> **Work to be completed**:
Using the listing below, select the lines with the word "Subject" and copy them.
--- START OF Entries shown ---
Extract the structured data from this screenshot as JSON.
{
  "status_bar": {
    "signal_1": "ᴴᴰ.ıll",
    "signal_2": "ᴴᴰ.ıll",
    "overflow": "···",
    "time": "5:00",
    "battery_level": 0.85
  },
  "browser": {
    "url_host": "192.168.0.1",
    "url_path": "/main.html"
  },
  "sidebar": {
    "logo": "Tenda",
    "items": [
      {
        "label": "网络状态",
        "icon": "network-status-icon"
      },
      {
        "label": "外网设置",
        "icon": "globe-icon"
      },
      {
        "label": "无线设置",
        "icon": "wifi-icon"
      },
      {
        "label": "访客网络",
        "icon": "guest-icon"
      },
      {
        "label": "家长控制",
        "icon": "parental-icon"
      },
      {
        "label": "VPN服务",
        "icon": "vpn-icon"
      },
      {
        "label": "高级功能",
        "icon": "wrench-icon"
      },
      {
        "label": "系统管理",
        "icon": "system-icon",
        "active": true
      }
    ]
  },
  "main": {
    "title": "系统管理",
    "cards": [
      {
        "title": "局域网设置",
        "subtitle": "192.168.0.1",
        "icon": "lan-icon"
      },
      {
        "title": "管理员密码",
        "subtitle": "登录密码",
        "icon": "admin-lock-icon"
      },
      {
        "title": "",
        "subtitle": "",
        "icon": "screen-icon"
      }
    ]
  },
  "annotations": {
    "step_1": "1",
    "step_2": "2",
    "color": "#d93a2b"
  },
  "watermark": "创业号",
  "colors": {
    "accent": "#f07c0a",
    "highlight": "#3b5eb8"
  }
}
--- END OF Entries shown ---
--- START OF Entries shown ---
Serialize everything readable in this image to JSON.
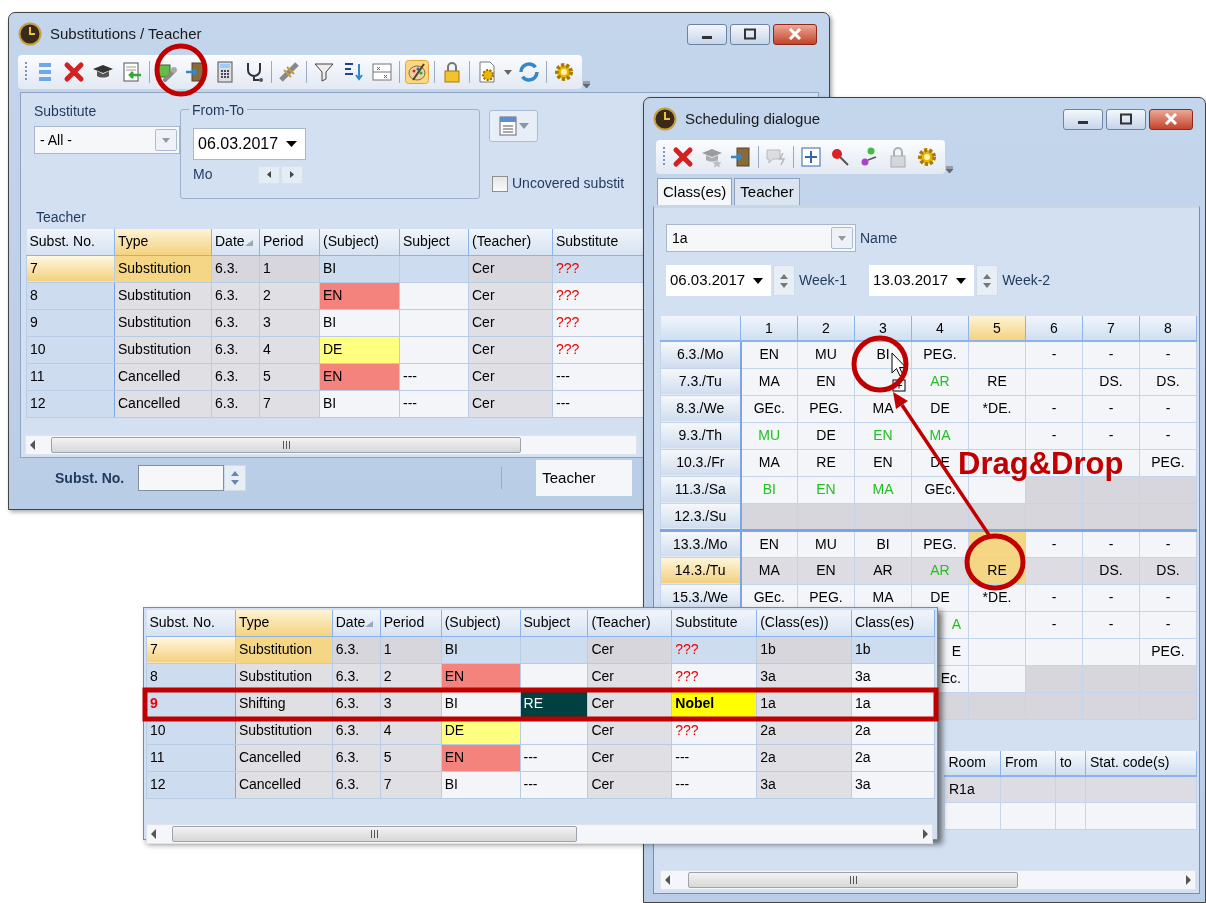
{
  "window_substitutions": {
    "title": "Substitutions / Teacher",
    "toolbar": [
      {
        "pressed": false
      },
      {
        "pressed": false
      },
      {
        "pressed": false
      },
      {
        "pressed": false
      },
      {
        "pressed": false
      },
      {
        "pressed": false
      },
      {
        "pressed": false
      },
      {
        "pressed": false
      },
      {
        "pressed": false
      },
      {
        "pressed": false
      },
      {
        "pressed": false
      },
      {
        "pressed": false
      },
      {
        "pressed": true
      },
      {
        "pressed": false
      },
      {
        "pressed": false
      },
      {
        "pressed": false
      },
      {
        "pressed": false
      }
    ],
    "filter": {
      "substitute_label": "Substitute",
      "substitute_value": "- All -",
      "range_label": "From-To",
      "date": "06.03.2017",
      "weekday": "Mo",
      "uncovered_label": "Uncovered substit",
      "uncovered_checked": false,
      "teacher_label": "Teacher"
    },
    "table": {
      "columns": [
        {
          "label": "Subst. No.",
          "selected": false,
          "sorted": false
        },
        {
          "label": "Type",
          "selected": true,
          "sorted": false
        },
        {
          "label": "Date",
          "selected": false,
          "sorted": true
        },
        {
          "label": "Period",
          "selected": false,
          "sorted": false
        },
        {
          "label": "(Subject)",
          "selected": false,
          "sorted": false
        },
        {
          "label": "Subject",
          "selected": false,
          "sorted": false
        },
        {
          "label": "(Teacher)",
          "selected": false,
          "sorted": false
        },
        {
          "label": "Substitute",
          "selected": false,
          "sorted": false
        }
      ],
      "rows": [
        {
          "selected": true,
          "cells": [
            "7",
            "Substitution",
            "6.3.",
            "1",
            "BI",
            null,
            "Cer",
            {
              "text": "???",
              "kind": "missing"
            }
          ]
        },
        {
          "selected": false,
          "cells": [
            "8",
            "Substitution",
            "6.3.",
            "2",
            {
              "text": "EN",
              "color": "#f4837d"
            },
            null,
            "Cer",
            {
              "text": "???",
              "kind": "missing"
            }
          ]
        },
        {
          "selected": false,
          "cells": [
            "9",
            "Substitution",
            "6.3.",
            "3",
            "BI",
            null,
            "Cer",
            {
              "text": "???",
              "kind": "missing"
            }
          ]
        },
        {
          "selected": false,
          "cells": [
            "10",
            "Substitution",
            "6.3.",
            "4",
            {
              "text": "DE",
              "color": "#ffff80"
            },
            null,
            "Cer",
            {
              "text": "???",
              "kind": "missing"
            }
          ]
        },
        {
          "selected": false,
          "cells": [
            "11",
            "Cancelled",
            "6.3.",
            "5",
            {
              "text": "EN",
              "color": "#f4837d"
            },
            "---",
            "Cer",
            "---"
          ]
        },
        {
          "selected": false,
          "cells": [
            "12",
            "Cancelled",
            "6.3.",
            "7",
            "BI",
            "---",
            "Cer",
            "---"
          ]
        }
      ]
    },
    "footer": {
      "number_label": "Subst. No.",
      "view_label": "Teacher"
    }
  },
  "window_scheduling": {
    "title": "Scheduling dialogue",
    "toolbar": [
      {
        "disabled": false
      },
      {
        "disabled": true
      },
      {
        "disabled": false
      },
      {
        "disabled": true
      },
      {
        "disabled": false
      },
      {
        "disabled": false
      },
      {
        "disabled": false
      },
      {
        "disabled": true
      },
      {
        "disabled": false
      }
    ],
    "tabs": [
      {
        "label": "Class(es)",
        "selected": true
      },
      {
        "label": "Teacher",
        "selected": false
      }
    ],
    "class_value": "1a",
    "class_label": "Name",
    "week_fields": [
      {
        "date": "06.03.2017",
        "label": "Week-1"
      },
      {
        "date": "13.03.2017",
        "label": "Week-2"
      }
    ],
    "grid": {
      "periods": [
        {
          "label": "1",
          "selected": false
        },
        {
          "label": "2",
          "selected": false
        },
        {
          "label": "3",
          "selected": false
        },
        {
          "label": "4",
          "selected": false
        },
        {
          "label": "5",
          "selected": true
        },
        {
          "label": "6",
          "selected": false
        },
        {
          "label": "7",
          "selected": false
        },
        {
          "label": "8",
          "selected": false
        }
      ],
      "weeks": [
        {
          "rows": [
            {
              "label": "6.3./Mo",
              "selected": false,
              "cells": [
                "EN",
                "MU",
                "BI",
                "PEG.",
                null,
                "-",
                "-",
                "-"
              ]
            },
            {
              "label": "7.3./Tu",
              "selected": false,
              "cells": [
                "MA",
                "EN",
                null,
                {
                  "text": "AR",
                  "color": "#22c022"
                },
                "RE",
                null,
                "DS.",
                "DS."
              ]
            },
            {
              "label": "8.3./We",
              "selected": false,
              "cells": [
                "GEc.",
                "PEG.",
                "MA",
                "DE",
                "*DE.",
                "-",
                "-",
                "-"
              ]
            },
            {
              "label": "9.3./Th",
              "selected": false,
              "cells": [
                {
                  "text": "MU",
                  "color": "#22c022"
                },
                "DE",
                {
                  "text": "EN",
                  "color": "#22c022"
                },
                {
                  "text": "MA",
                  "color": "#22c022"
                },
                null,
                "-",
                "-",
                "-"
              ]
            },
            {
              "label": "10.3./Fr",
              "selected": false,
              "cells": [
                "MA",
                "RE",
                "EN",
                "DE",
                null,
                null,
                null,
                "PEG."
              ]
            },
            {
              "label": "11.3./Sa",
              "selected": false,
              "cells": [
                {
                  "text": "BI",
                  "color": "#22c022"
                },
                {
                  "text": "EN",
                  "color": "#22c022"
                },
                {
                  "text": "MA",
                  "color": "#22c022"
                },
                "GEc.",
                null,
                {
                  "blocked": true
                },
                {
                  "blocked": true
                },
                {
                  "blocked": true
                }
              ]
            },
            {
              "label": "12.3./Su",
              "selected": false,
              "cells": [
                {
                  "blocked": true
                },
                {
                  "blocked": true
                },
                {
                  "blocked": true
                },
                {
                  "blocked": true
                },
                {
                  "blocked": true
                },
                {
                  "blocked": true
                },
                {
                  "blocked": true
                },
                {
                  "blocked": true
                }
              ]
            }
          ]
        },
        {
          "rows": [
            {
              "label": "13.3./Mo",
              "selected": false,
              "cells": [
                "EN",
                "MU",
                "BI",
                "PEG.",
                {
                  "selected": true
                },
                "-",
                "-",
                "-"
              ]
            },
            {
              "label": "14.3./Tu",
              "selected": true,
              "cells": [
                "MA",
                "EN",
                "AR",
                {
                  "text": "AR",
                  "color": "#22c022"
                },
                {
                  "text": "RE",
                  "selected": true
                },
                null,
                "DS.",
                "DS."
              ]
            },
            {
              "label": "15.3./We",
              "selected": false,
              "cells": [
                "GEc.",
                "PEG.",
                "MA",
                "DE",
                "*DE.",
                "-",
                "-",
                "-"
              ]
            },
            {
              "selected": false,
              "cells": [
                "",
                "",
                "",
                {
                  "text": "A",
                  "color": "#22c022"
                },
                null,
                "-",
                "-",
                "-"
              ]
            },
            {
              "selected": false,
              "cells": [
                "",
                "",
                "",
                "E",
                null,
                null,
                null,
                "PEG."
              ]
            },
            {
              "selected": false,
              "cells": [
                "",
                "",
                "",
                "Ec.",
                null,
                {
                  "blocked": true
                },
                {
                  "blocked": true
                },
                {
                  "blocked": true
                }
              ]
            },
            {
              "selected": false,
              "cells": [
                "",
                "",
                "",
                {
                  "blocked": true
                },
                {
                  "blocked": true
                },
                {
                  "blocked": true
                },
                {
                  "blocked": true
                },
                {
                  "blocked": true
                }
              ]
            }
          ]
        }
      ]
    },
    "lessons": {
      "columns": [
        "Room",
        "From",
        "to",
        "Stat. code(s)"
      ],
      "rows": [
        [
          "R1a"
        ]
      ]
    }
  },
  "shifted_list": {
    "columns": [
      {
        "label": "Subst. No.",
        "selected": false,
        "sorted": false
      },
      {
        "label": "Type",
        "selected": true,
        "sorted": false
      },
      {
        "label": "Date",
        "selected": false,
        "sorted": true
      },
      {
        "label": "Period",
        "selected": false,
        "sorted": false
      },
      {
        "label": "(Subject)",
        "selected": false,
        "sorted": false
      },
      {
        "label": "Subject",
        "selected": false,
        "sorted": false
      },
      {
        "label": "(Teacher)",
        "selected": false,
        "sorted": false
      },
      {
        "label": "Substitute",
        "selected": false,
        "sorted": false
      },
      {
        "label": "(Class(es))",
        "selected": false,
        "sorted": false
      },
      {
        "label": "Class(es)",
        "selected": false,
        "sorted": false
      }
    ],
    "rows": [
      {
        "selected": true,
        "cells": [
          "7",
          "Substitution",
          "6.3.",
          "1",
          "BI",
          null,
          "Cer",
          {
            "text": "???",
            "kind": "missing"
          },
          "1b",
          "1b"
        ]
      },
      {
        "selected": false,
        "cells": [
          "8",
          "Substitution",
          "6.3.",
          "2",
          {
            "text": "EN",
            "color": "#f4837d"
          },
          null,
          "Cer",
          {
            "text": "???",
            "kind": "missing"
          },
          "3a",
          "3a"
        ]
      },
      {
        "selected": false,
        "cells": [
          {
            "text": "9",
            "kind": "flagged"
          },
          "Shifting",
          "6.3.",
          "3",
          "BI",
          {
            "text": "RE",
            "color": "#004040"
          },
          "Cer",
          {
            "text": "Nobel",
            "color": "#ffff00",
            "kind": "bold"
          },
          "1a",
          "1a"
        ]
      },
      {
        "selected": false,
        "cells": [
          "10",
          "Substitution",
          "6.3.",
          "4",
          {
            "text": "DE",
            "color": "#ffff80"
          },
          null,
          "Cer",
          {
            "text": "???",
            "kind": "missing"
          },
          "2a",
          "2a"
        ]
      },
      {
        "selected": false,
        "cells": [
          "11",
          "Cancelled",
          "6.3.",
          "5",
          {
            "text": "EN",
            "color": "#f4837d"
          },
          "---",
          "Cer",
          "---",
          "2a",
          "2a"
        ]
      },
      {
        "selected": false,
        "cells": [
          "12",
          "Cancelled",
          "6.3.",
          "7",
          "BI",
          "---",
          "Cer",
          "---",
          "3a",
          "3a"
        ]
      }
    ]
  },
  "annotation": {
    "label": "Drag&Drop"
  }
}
--- END OF Entries shown ---
> **Answer below**:
          "label": "(Subject)",
          "label": "Subject",
        "label": "(Subject)",
        "label": "Subject",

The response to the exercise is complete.